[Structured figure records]
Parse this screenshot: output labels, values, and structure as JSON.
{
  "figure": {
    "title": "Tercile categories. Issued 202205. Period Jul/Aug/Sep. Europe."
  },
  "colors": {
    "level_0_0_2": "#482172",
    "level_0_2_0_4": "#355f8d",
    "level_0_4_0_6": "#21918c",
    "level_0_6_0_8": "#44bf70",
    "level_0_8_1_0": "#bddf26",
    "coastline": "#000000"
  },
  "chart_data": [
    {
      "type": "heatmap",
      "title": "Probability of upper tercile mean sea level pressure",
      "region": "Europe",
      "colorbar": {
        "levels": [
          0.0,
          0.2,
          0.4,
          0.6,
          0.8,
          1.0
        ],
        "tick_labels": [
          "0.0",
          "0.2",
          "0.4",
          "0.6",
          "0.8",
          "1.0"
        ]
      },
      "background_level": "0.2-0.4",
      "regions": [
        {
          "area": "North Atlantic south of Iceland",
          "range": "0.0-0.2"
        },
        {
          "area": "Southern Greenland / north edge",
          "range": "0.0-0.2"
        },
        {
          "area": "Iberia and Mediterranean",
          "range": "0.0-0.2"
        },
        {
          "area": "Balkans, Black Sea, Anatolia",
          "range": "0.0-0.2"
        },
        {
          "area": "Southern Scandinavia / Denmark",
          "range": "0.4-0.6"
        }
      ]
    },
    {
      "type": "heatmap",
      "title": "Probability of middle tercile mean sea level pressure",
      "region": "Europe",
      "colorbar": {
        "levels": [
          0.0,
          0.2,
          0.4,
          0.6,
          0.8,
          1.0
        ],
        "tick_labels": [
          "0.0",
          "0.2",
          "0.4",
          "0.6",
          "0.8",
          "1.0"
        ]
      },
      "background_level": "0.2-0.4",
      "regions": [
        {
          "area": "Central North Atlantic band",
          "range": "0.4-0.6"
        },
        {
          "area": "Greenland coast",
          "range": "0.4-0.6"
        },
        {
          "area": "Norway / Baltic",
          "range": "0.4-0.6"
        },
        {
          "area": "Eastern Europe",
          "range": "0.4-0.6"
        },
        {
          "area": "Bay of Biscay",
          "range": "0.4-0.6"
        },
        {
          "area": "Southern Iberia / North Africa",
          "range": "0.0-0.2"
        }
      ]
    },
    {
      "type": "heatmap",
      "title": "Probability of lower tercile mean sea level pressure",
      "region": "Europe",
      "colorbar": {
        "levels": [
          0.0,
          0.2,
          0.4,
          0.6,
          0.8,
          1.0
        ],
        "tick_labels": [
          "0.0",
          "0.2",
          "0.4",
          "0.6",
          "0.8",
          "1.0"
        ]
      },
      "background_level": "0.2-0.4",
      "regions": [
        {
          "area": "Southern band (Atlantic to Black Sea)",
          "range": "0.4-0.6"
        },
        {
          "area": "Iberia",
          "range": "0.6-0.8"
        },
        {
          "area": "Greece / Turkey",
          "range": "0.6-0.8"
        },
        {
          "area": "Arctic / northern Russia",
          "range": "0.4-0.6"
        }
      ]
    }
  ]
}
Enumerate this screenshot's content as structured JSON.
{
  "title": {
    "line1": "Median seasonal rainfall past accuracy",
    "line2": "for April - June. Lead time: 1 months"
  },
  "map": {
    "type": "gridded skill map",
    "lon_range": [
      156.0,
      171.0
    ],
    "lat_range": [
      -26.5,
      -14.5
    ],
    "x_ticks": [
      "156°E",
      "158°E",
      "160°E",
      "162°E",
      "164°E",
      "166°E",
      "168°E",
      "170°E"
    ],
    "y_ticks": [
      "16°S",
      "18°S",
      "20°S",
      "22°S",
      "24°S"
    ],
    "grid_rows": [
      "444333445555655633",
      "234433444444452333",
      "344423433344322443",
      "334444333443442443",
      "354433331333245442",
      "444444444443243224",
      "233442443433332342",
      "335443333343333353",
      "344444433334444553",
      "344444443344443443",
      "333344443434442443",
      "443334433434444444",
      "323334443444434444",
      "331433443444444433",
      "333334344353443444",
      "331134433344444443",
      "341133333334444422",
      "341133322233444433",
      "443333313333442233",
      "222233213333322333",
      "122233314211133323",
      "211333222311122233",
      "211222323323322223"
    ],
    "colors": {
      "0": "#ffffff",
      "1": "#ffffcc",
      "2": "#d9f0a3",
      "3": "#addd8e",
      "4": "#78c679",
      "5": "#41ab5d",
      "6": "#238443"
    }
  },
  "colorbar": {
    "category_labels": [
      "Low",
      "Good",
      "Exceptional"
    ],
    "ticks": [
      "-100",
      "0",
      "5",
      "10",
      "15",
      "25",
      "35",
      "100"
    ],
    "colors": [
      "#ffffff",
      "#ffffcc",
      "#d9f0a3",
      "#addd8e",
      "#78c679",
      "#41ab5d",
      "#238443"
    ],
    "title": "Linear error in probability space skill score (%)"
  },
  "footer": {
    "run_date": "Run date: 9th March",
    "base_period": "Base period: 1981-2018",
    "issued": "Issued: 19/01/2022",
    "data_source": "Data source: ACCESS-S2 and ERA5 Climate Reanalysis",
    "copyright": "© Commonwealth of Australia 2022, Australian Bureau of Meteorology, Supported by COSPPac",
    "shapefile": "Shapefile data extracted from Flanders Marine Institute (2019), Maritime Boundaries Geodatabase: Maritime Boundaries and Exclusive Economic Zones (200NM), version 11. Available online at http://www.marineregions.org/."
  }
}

▶ GIVEN EXERCISE
Go through the lines above. Select every one that has the string "this".

▶ REPLY TO THE EXERCISE
Parse this screenshot: output labels, values, and structure as JSON.
Enumerate this screenshot's content as structured JSON.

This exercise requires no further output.